Exercise input:
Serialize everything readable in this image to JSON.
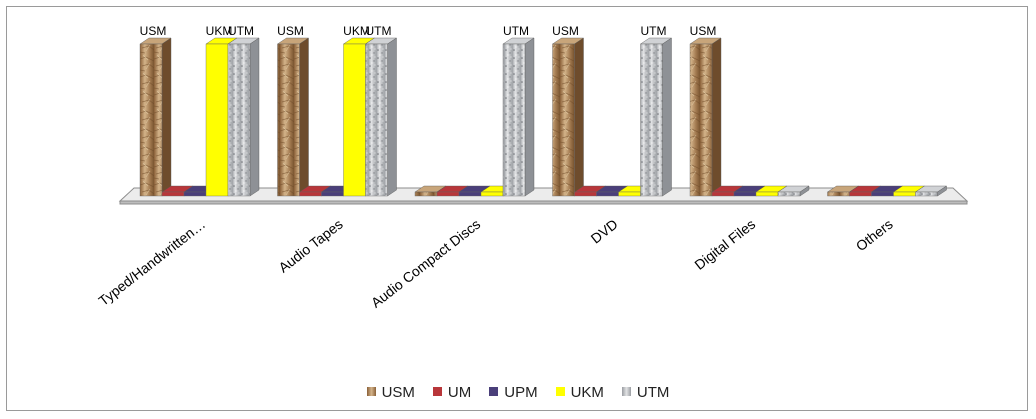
{
  "chart_data": {
    "type": "bar",
    "title": "",
    "xlabel": "",
    "ylabel": "",
    "categories": [
      "Typed/Handwritten…",
      "Audio Tapes",
      "Audio Compact Discs",
      "DVD",
      "Digital Files",
      "Others"
    ],
    "series": [
      {
        "name": "USM",
        "color": "#b08a5e",
        "values": [
          1,
          1,
          0,
          1,
          1,
          0
        ]
      },
      {
        "name": "UM",
        "color": "#b8363a",
        "values": [
          0,
          0,
          0,
          0,
          0,
          0
        ]
      },
      {
        "name": "UPM",
        "color": "#4a3f7a",
        "values": [
          0,
          0,
          0,
          0,
          0,
          0
        ]
      },
      {
        "name": "UKM",
        "color": "#ffff00",
        "values": [
          1,
          1,
          0,
          0,
          0,
          0
        ]
      },
      {
        "name": "UTM",
        "color": "#b7b9bd",
        "values": [
          1,
          1,
          1,
          1,
          0,
          0
        ]
      }
    ],
    "ylim": [
      0,
      1
    ],
    "grid": false,
    "legend_position": "bottom"
  }
}
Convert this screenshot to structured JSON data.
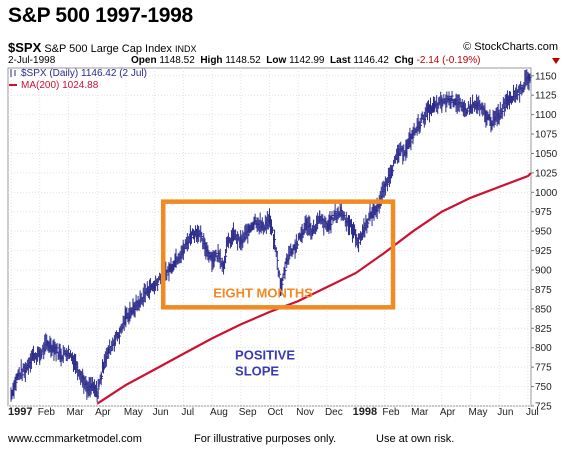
{
  "header": {
    "title": "S&P 500  1997-1998",
    "symbol": "$SPX",
    "name": "S&P 500 Large Cap Index",
    "exchange": "INDX",
    "brand": "© StockCharts.com",
    "date": "2-Jul-1998",
    "open_label": "Open",
    "open": "1148.52",
    "high_label": "High",
    "high": "1148.52",
    "low_label": "Low",
    "low": "1142.99",
    "last_label": "Last",
    "last": "1146.42",
    "chg_label": "Chg",
    "chg": "-2.14 (-0.19%)"
  },
  "footer": {
    "website": "www.ccmmarketmodel.com",
    "note1": "For illustrative purposes only.",
    "note2": "Use at own risk."
  },
  "colors": {
    "price": "#2c2c8c",
    "ma": "#cc1133",
    "box": "#f28a24",
    "box_text": "#f28a24",
    "slope_text": "#3a3ab4",
    "neg": "#c00000"
  },
  "chart_data": {
    "type": "line",
    "legend": [
      {
        "label": "$SPX (Daily) 1146.42 (2 Jul)",
        "color": "#2c2c8c"
      },
      {
        "label": "MA(200) 1024.88",
        "color": "#cc1133"
      }
    ],
    "legend_position": "top-left",
    "grid": true,
    "ylim": [
      725,
      1160
    ],
    "y_ticks": [
      725,
      750,
      775,
      800,
      825,
      850,
      875,
      900,
      925,
      950,
      975,
      1000,
      1025,
      1050,
      1075,
      1100,
      1125,
      1150
    ],
    "x_ticks": [
      "1997",
      "Feb",
      "Mar",
      "Apr",
      "May",
      "Jun",
      "Jul",
      "Aug",
      "Sep",
      "Oct",
      "Nov",
      "Dec",
      "1998",
      "Feb",
      "Mar",
      "Apr",
      "May",
      "Jun",
      "Jul"
    ],
    "x_tick_bold": [
      "1997",
      "1998"
    ],
    "x_months": [
      "1997-01",
      "1997-02",
      "1997-03",
      "1997-04",
      "1997-05",
      "1997-06",
      "1997-07",
      "1997-08",
      "1997-09",
      "1997-10",
      "1997-11",
      "1997-12",
      "1998-01",
      "1998-02",
      "1998-03",
      "1998-04",
      "1998-05",
      "1998-06",
      "1998-07"
    ],
    "series": [
      {
        "name": "$SPX",
        "style": "ohlc-bars",
        "x": [
          0,
          0.25,
          0.5,
          0.75,
          1.0,
          1.25,
          1.5,
          1.75,
          2.0,
          2.25,
          2.5,
          2.65,
          2.8,
          3.0,
          3.15,
          3.25,
          3.4,
          3.6,
          3.8,
          4.0,
          4.25,
          4.5,
          4.75,
          5.0,
          5.25,
          5.5,
          5.75,
          6.0,
          6.25,
          6.5,
          6.75,
          7.0,
          7.25,
          7.4,
          7.5,
          7.75,
          8.0,
          8.25,
          8.5,
          8.75,
          9.0,
          9.2,
          9.4,
          9.6,
          9.75,
          9.9,
          10.1,
          10.3,
          10.5,
          10.75,
          11.0,
          11.25,
          11.5,
          11.75,
          12.0,
          12.1,
          12.25,
          12.5,
          12.75,
          13.0,
          13.25,
          13.5,
          13.75,
          14.0,
          14.25,
          14.5,
          14.75,
          15.0,
          15.25,
          15.5,
          15.75,
          16.0,
          16.25,
          16.5,
          16.75,
          17.0,
          17.25,
          17.5,
          17.75,
          18.0,
          18.1
        ],
        "values": [
          740,
          765,
          772,
          790,
          790,
          805,
          800,
          790,
          795,
          780,
          760,
          745,
          750,
          742,
          765,
          785,
          795,
          810,
          820,
          840,
          850,
          860,
          875,
          880,
          895,
          900,
          915,
          925,
          945,
          950,
          930,
          915,
          920,
          905,
          930,
          945,
          935,
          950,
          965,
          955,
          965,
          930,
          875,
          915,
          925,
          930,
          945,
          960,
          950,
          965,
          955,
          970,
          975,
          960,
          945,
          935,
          950,
          970,
          980,
          1005,
          1030,
          1050,
          1055,
          1075,
          1090,
          1105,
          1110,
          1115,
          1120,
          1118,
          1105,
          1110,
          1112,
          1100,
          1090,
          1100,
          1120,
          1125,
          1133,
          1146,
          1146.42
        ]
      },
      {
        "name": "MA(200)",
        "style": "line",
        "x": [
          3.0,
          4.0,
          5.0,
          6.0,
          7.0,
          8.0,
          9.0,
          10.0,
          11.0,
          12.0,
          13.0,
          14.0,
          15.0,
          16.0,
          17.0,
          18.0,
          18.1
        ],
        "values": [
          728,
          752,
          772,
          792,
          812,
          830,
          846,
          860,
          878,
          896,
          922,
          950,
          975,
          993,
          1007,
          1021,
          1024.88
        ]
      }
    ],
    "annotations": [
      {
        "text": "EIGHT MONTHS",
        "type": "box",
        "x_from": 5.3,
        "x_to": 13.3,
        "y_from": 852,
        "y_to": 988
      },
      {
        "text": "POSITIVE SLOPE",
        "lines": [
          "POSITIVE",
          "SLOPE"
        ],
        "x": 7.8,
        "y": 785
      }
    ]
  }
}
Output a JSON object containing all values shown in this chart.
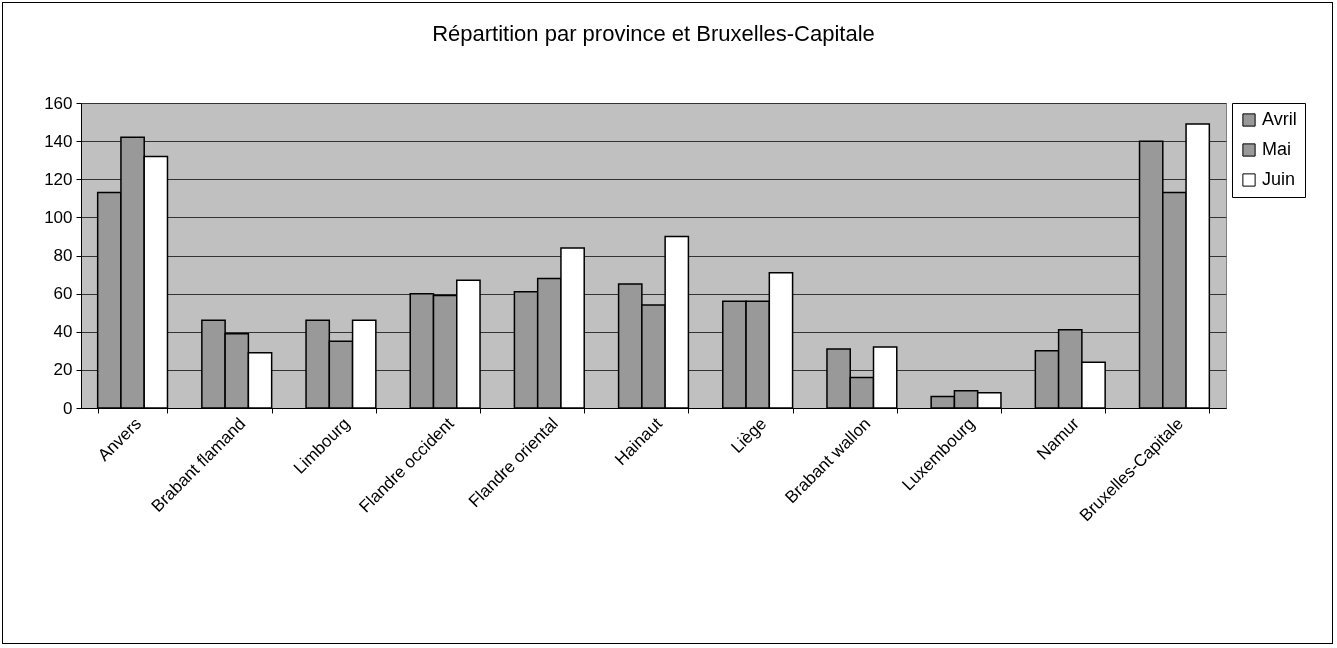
{
  "chart_data": {
    "type": "bar",
    "title": "Répartition par province et Bruxelles-Capitale",
    "categories": [
      "Anvers",
      "Brabant flamand",
      "Limbourg",
      "Flandre occident",
      "Flandre oriental",
      "Hainaut",
      "Liège",
      "Brabant wallon",
      "Luxembourg",
      "Namur",
      "Bruxelles-Capitale"
    ],
    "series": [
      {
        "name": "Avril",
        "color": "#999999",
        "values": [
          113,
          46,
          46,
          60,
          61,
          65,
          56,
          31,
          6,
          30,
          140
        ]
      },
      {
        "name": "Mai",
        "color": "#999999",
        "values": [
          142,
          39,
          35,
          59,
          68,
          54,
          56,
          16,
          9,
          41,
          113
        ]
      },
      {
        "name": "Juin",
        "color": "#ffffff",
        "values": [
          132,
          29,
          46,
          67,
          84,
          90,
          71,
          32,
          8,
          24,
          149
        ]
      }
    ],
    "ylim": [
      0,
      160
    ],
    "yticks": [
      0,
      20,
      40,
      60,
      80,
      100,
      120,
      140,
      160
    ],
    "grid": "y",
    "legend": "right"
  }
}
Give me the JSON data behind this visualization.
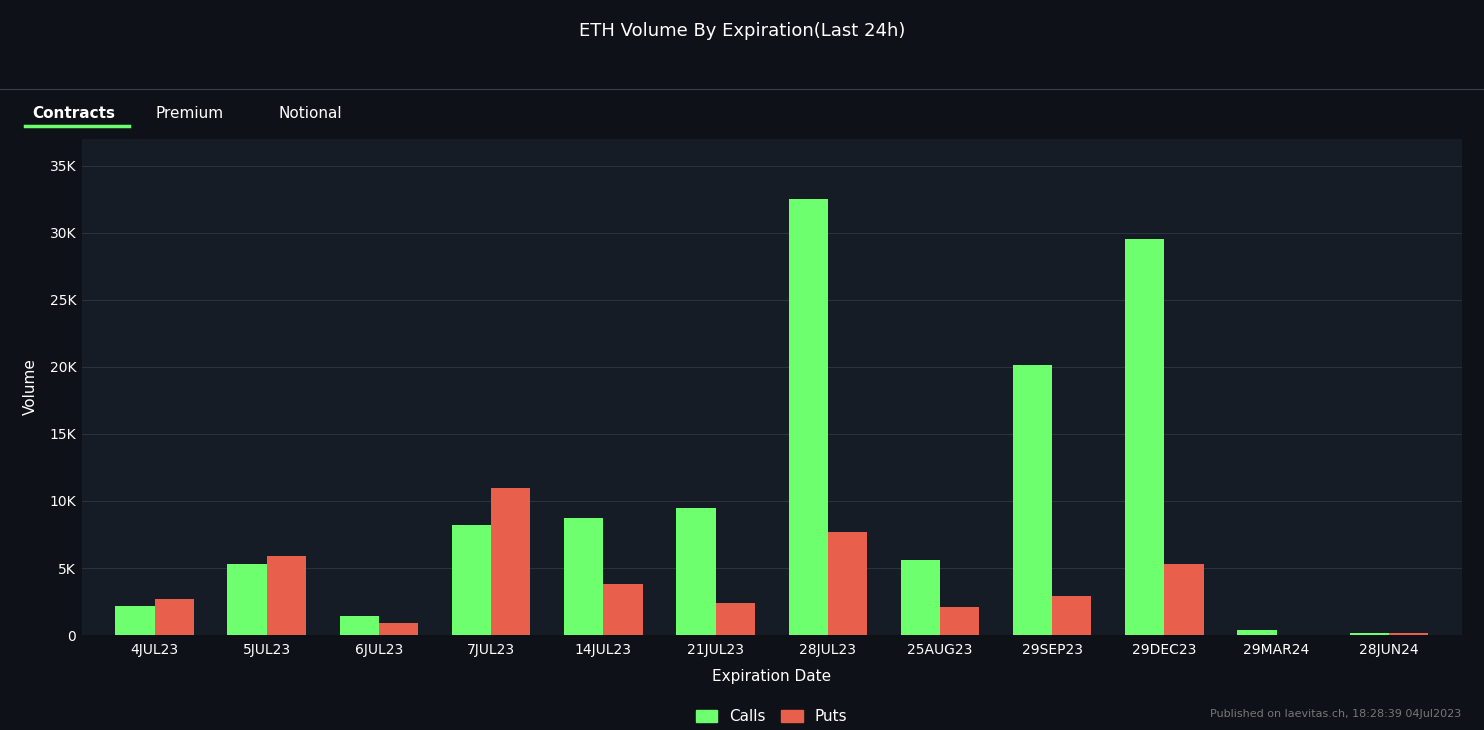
{
  "title": "ETH Volume By Expiration(Last 24h)",
  "xlabel": "Expiration Date",
  "ylabel": "Volume",
  "background_color": "#0e1117",
  "plot_bg_color": "#161c26",
  "grid_color": "#2a3340",
  "text_color": "#ffffff",
  "tab_separator_color": "#3a4050",
  "categories": [
    "4JUL23",
    "5JUL23",
    "6JUL23",
    "7JUL23",
    "14JUL23",
    "21JUL23",
    "28JUL23",
    "25AUG23",
    "29SEP23",
    "29DEC23",
    "29MAR24",
    "28JUN24"
  ],
  "calls": [
    2200,
    5300,
    1400,
    8200,
    8700,
    9500,
    32500,
    5600,
    20100,
    29500,
    400,
    150
  ],
  "puts": [
    2700,
    5900,
    900,
    11000,
    3800,
    2400,
    7700,
    2100,
    2900,
    5300,
    0,
    150
  ],
  "calls_color": "#6eff6e",
  "puts_color": "#e8604c",
  "yticks": [
    0,
    5000,
    10000,
    15000,
    20000,
    25000,
    30000,
    35000
  ],
  "ytick_labels": [
    "0",
    "5K",
    "10K",
    "15K",
    "20K",
    "25K",
    "30K",
    "35K"
  ],
  "ylim": [
    0,
    37000
  ],
  "footer_text": "Published on laevitas.ch, 18:28:39 04Jul2023",
  "tab_labels": [
    "Contracts",
    "Premium",
    "Notional"
  ],
  "active_tab": 0,
  "legend_labels": [
    "Calls",
    "Puts"
  ]
}
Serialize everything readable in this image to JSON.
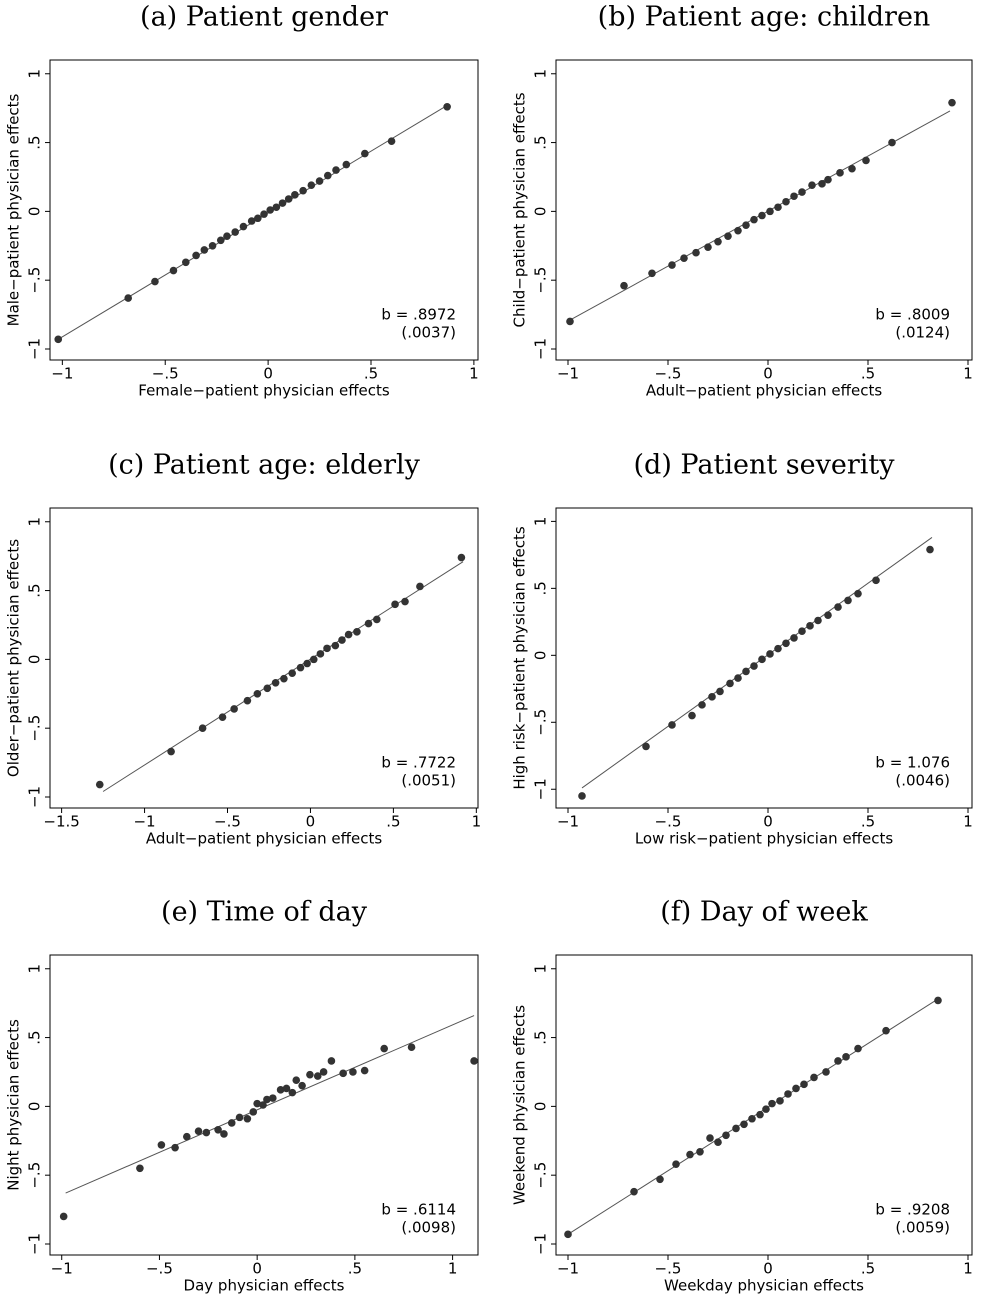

Given problem:
Copy the final portion of the records: every line from the one containing "Give me the" through the last, word for word, without pictures.

Solution to the problem:
Give me the JSON data behind this visualization.
{
  "title": "ETH Volume By Expiration(Last 24h)",
  "xlabel": "Expiration Date",
  "ylabel": "Volume",
  "background_color": "#0e1117",
  "plot_bg_color": "#161c26",
  "grid_color": "#2a3340",
  "text_color": "#ffffff",
  "tab_separator_color": "#3a4050",
  "categories": [
    "4JUL23",
    "5JUL23",
    "6JUL23",
    "7JUL23",
    "14JUL23",
    "21JUL23",
    "28JUL23",
    "25AUG23",
    "29SEP23",
    "29DEC23",
    "29MAR24",
    "28JUN24"
  ],
  "calls": [
    2200,
    5300,
    1400,
    8200,
    8700,
    9500,
    32500,
    5600,
    20100,
    29500,
    400,
    150
  ],
  "puts": [
    2700,
    5900,
    900,
    11000,
    3800,
    2400,
    7700,
    2100,
    2900,
    5300,
    0,
    150
  ],
  "calls_color": "#6eff6e",
  "puts_color": "#e8604c",
  "yticks": [
    0,
    5000,
    10000,
    15000,
    20000,
    25000,
    30000,
    35000
  ],
  "ytick_labels": [
    "0",
    "5K",
    "10K",
    "15K",
    "20K",
    "25K",
    "30K",
    "35K"
  ],
  "ylim": [
    0,
    37000
  ],
  "footer_text": "Published on laevitas.ch, 18:28:39 04Jul2023",
  "tab_labels": [
    "Contracts",
    "Premium",
    "Notional"
  ],
  "active_tab": 0,
  "legend_labels": [
    "Calls",
    "Puts"
  ]
}
Serialize everything readable in this image to JSON.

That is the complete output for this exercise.